------ Records supplied ------
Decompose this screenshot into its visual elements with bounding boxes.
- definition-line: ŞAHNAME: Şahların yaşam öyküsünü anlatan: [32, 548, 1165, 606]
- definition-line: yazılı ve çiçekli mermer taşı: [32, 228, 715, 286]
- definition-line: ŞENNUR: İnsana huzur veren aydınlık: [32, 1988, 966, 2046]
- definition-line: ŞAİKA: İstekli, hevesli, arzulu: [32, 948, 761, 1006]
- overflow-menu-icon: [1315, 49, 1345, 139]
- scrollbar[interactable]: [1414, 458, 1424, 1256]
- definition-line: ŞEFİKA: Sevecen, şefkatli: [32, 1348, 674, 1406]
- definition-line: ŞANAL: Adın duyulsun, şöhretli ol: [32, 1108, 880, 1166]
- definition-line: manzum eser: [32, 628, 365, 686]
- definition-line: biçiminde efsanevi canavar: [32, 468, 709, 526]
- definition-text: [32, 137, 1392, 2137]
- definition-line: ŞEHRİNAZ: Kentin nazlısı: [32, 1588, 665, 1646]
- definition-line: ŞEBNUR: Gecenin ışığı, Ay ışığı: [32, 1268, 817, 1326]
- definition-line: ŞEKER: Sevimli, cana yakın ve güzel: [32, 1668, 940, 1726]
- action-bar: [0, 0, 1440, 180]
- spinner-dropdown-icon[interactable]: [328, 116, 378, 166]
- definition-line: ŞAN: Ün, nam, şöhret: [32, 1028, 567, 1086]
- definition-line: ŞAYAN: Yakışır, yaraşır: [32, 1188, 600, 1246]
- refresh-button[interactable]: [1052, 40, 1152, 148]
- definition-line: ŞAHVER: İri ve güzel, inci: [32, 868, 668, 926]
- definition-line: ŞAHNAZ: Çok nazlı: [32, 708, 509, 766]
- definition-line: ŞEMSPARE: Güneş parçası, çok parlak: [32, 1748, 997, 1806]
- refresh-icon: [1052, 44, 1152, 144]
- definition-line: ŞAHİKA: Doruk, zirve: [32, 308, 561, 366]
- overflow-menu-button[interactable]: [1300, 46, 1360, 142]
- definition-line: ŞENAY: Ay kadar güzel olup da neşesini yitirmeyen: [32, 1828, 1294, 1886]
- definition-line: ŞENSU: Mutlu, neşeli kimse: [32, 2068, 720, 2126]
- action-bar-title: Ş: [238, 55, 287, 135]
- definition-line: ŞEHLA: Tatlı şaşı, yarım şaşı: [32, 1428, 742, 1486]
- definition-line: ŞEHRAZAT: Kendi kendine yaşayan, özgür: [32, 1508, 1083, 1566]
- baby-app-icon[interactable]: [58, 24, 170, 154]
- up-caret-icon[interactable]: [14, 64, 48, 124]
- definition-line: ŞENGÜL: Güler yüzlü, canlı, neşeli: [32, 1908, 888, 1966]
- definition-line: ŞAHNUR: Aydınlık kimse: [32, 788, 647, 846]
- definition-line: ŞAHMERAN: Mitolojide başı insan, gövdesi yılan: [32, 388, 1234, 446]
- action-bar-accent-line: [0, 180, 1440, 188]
------
[Exercise details] Repeat the items above, renaming every "refresh" to "reload" and leaving everything else unchanged.

[Solution]
Decompose this screenshot into its visual elements with bounding boxes.
- definition-line: ŞAHNAME: Şahların yaşam öyküsünü anlatan: [32, 548, 1165, 606]
- definition-line: yazılı ve çiçekli mermer taşı: [32, 228, 715, 286]
- definition-line: ŞENNUR: İnsana huzur veren aydınlık: [32, 1988, 966, 2046]
- definition-line: ŞAİKA: İstekli, hevesli, arzulu: [32, 948, 761, 1006]
- overflow-menu-icon: [1315, 49, 1345, 139]
- scrollbar[interactable]: [1414, 458, 1424, 1256]
- definition-line: ŞEFİKA: Sevecen, şefkatli: [32, 1348, 674, 1406]
- definition-line: ŞANAL: Adın duyulsun, şöhretli ol: [32, 1108, 880, 1166]
- definition-line: manzum eser: [32, 628, 365, 686]
- definition-line: biçiminde efsanevi canavar: [32, 468, 709, 526]
- definition-text: [32, 137, 1392, 2137]
- definition-line: ŞEHRİNAZ: Kentin nazlısı: [32, 1588, 665, 1646]
- definition-line: ŞEBNUR: Gecenin ışığı, Ay ışığı: [32, 1268, 817, 1326]
- definition-line: ŞEKER: Sevimli, cana yakın ve güzel: [32, 1668, 940, 1726]
- action-bar: [0, 0, 1440, 180]
- spinner-dropdown-icon[interactable]: [328, 116, 378, 166]
- definition-line: ŞAN: Ün, nam, şöhret: [32, 1028, 567, 1086]
- definition-line: ŞAYAN: Yakışır, yaraşır: [32, 1188, 600, 1246]
- reload-button[interactable]: [1052, 40, 1152, 148]
- definition-line: ŞAHVER: İri ve güzel, inci: [32, 868, 668, 926]
- definition-line: ŞAHNAZ: Çok nazlı: [32, 708, 509, 766]
- definition-line: ŞEMSPARE: Güneş parçası, çok parlak: [32, 1748, 997, 1806]
- reload-icon: [1052, 44, 1152, 144]
- definition-line: ŞAHİKA: Doruk, zirve: [32, 308, 561, 366]
- overflow-menu-button[interactable]: [1300, 46, 1360, 142]
- definition-line: ŞENAY: Ay kadar güzel olup da neşesini yitirmeyen: [32, 1828, 1294, 1886]
- definition-line: ŞENSU: Mutlu, neşeli kimse: [32, 2068, 720, 2126]
- action-bar-title: Ş: [238, 55, 287, 135]
- definition-line: ŞEHLA: Tatlı şaşı, yarım şaşı: [32, 1428, 742, 1486]
- definition-line: ŞEHRAZAT: Kendi kendine yaşayan, özgür: [32, 1508, 1083, 1566]
- baby-app-icon[interactable]: [58, 24, 170, 154]
- up-caret-icon[interactable]: [14, 64, 48, 124]
- definition-line: ŞENGÜL: Güler yüzlü, canlı, neşeli: [32, 1908, 888, 1966]
- definition-line: ŞAHNUR: Aydınlık kimse: [32, 788, 647, 846]
- definition-line: ŞAHMERAN: Mitolojide başı insan, gövdesi yılan: [32, 388, 1234, 446]
- action-bar-accent-line: [0, 180, 1440, 188]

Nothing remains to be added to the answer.